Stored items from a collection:
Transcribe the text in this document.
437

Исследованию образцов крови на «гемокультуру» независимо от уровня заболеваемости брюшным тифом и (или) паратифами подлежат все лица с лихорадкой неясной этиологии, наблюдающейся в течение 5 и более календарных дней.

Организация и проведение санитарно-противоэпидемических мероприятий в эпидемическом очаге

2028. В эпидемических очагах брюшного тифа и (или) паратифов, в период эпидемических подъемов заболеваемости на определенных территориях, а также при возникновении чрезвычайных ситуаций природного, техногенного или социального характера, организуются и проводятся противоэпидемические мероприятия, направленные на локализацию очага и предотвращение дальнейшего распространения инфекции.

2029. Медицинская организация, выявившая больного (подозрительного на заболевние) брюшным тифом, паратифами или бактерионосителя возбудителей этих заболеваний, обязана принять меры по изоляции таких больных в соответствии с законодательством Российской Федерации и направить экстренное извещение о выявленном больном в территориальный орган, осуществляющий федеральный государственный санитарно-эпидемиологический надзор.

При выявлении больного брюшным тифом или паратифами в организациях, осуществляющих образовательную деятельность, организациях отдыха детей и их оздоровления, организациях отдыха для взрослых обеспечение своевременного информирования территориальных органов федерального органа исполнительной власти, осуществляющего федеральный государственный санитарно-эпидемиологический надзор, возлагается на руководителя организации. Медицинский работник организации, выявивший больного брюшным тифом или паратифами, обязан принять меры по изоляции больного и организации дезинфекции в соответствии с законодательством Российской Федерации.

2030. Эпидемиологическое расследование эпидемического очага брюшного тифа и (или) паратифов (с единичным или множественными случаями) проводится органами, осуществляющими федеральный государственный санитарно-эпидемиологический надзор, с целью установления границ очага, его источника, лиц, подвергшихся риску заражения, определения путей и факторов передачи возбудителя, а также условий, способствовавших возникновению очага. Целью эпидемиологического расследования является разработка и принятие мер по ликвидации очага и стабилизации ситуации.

**Task to carry out**
Scan the lines for the string "также". Pick out every line that has it.

**Final result**
2028. В эпидемических очагах брюшного тифа и (или) паратифов, в период эпидемических подъемов заболеваемости на определенных территориях, а также при возникновении чрезвычайных ситуаций природного, техногенного или социального характера, организуются и проводятся противоэпидемические мероприятия, направленные на локализацию очага и предотвращение дальнейшего распространения инфекции.
2030. Эпидемиологическое расследование эпидемического очага брюшного тифа и (или) паратифов (с единичным или множественными случаями) проводится органами, осуществляющими федеральный государственный санитарно-эпидемиологический надзор, с целью установления границ очага, его источника, лиц, подвергшихся риску заражения, определения путей и факторов передачи возбудителя, а также условий, способствовавших возникновению очага. Целью эпидемиологического расследования является разработка и принятие мер по ликвидации очага и стабилизации ситуации.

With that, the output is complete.